··· Dataset content

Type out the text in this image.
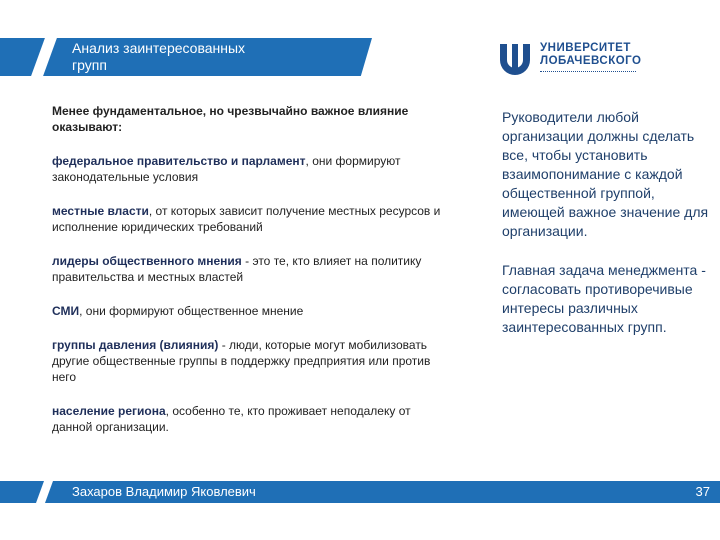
Анализ заинтересованных
групп
УНИВЕРСИТЕТ
ЛОБАЧЕВСКОГО

Менее фундаментальное, но чрезвычайно важное влияние оказывают:

федеральное правительство и парламент, они формируют законодательные условия

местные власти, от которых зависит получение местных ресурсов и исполнение юридических требований

лидеры общественного мнения - это те, кто влияет на политику правительства и местных властей

СМИ, они формируют общественное мнение

группы давления (влияния) - люди, которые могут мобилизовать другие общественные группы в поддержку предприятия или против него

население региона, особенно те, кто проживает неподалеку от данной организации.

Руководители любой организации должны сделать все, чтобы установить взаимопонимание с каждой общественной группой, имеющей важное значение для организации.

Главная задача менеджмента - согласовать противоречивые интересы различных заинтересованных групп.

Захаров Владимир Яковлевич	37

······

▶ [Brief] Report only how many lines in the records contain the word "формируют".

▶ [Answer for the task] 2